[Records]
+++

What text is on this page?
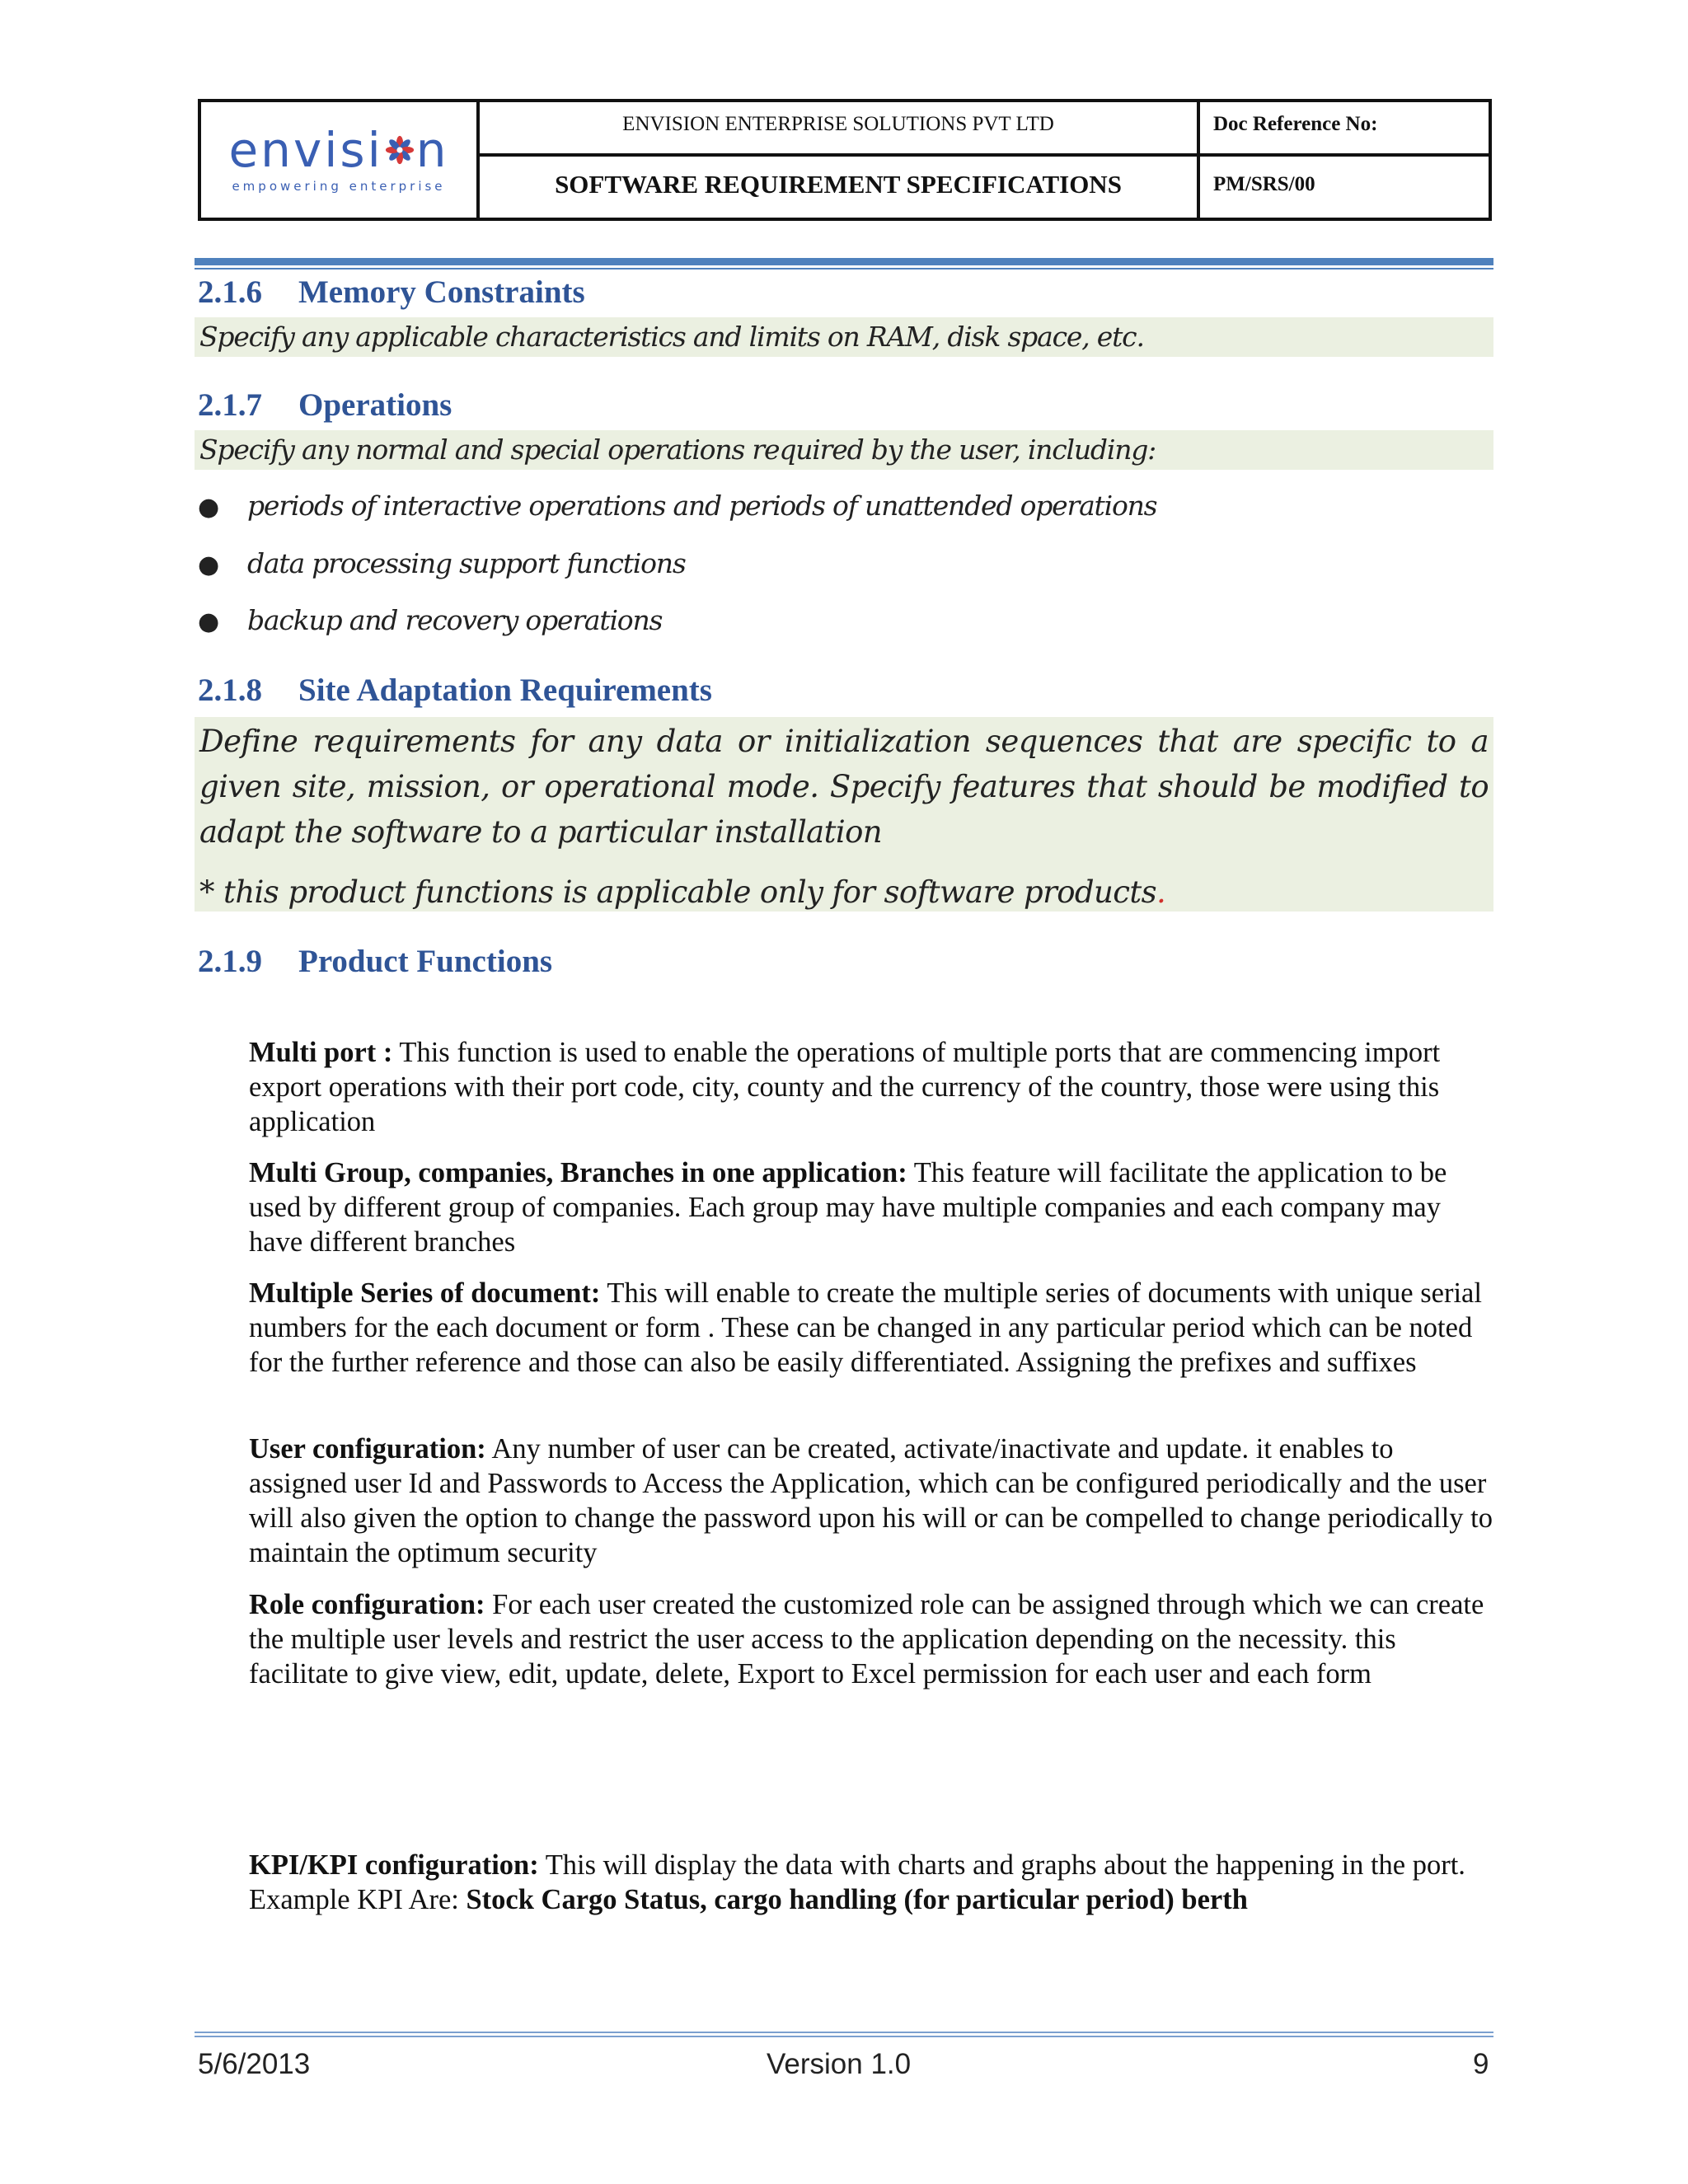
envisi n
empowering enterprise
ENVISION ENTERPRISE SOLUTIONS PVT LTD	Doc Reference No:
SOFTWARE REQUIREMENT SPECIFICATIONS	PM/SRS/00
2.1.6 Memory Constraints
Specify any applicable characteristics and limits on RAM, disk space, etc.
2.1.7 Operations
Specify any normal and special operations required by the user, including:
● periods of interactive operations and periods of unattended operations
● data processing support functions
● backup and recovery operations
2.1.8 Site Adaptation Requirements

Define requirements for any data or initialization sequences that are specific to a given site, mission, or operational mode. Specify features that should be modified to adapt the software to a particular installation

* this product functions is applicable only for software products.

2.1.9 Product Functions
Multi port : This function is used to enable the operations of multiple ports that are commencing import export operations with their port code, city, county and the currency of the country, those were using this application
Multi Group, companies, Branches in one application: This feature will facilitate the application to be used by different group of companies. Each group may have multiple companies and each company may have different branches
Multiple Series of document: This will enable to create the multiple series of documents with unique serial numbers for the each document or form . These can be changed in any particular period which can be noted for the further reference and those can also be easily differentiated. Assigning the prefixes and suffixes
User configuration: Any number of user can be created, activate/inactivate and update. it enables to assigned user Id and Passwords to Access the Application, which can be configured periodically and the user will also given the option to change the password upon his will or can be compelled to change periodically to maintain the optimum security
Role configuration: For each user created the customized role can be assigned through which we can create the multiple user levels and restrict the user access to the application depending on the necessity. this facilitate to give view, edit, update, delete, Export to Excel permission for each user and each form
KPI/KPI configuration: This will display the data with charts and graphs about the happening in the port. Example KPI Are: Stock Cargo Status, cargo handling (for particular period) berth
5/6/2013	Version 1.0	9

+++

* **TASK INSTRUCTIONS**
What is the number of lines in the listing above that contain the string "applicable"? Give only the number.

* **OUTPUT BELOW**
2